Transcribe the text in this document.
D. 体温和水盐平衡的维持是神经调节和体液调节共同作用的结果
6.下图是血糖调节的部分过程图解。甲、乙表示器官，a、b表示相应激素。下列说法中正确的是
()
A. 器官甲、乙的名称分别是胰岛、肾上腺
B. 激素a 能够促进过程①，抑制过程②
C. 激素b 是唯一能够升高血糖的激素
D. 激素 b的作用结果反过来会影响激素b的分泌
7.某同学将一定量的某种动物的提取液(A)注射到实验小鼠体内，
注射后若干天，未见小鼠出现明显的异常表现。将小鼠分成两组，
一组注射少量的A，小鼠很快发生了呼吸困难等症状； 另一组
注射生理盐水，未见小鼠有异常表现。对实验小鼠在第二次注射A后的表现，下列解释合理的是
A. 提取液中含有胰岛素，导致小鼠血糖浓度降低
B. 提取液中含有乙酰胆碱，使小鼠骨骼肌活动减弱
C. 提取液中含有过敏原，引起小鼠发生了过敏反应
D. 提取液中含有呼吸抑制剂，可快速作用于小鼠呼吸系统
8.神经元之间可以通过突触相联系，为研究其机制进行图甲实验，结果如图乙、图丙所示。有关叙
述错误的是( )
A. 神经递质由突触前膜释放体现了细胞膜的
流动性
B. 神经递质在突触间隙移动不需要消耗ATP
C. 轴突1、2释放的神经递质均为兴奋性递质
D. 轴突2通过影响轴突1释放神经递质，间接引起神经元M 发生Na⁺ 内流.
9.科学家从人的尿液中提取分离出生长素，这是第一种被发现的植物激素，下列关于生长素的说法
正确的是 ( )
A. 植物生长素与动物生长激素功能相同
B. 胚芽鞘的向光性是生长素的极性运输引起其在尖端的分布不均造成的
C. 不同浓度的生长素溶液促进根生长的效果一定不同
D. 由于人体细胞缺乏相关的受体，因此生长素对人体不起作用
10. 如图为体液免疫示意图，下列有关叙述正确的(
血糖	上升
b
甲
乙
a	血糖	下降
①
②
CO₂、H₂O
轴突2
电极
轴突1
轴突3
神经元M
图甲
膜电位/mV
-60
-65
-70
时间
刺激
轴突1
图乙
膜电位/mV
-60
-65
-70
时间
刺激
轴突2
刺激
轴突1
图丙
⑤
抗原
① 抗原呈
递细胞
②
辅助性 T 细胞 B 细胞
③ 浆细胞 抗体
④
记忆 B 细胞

--- Written task ---
Restate the whole of the material exactly.

--- Correct answer ---
Transcribe the text in this document.
D. 体温和水盐平衡的维持是神经调节和体液调节共同作用的结果
6.下图是血糖调节的部分过程图解。甲、乙表示器官，a、b表示相应激素。下列说法中正确的是
()
A. 器官甲、乙的名称分别是胰岛、肾上腺
B. 激素a 能够促进过程①，抑制过程②
C. 激素b 是唯一能够升高血糖的激素
D. 激素 b的作用结果反过来会影响激素b的分泌
7.某同学将一定量的某种动物的提取液(A)注射到实验小鼠体内，
注射后若干天，未见小鼠出现明显的异常表现。将小鼠分成两组，
一组注射少量的A，小鼠很快发生了呼吸困难等症状； 另一组
注射生理盐水，未见小鼠有异常表现。对实验小鼠在第二次注射A后的表现，下列解释合理的是
A. 提取液中含有胰岛素，导致小鼠血糖浓度降低
B. 提取液中含有乙酰胆碱，使小鼠骨骼肌活动减弱
C. 提取液中含有过敏原，引起小鼠发生了过敏反应
D. 提取液中含有呼吸抑制剂，可快速作用于小鼠呼吸系统
8.神经元之间可以通过突触相联系，为研究其机制进行图甲实验，结果如图乙、图丙所示。有关叙
述错误的是( )
A. 神经递质由突触前膜释放体现了细胞膜的
流动性
B. 神经递质在突触间隙移动不需要消耗ATP
C. 轴突1、2释放的神经递质均为兴奋性递质
D. 轴突2通过影响轴突1释放神经递质，间接引起神经元M 发生Na⁺ 内流.
9.科学家从人的尿液中提取分离出生长素，这是第一种被发现的植物激素，下列关于生长素的说法
正确的是 ( )
A. 植物生长素与动物生长激素功能相同
B. 胚芽鞘的向光性是生长素的极性运输引起其在尖端的分布不均造成的
C. 不同浓度的生长素溶液促进根生长的效果一定不同
D. 由于人体细胞缺乏相关的受体，因此生长素对人体不起作用
10. 如图为体液免疫示意图，下列有关叙述正确的(
血糖	上升
b
甲
乙
a	血糖	下降
①
②
CO₂、H₂O
轴突2
电极
轴突1
轴突3
神经元M
图甲
膜电位/mV
-60
-65
-70
时间
刺激
轴突1
图乙
膜电位/mV
-60
-65
-70
时间
刺激
轴突2
刺激
轴突1
图丙
⑤
抗原
① 抗原呈
递细胞
②
辅助性 T 细胞 B 细胞
③ 浆细胞 抗体
④
记忆 B 细胞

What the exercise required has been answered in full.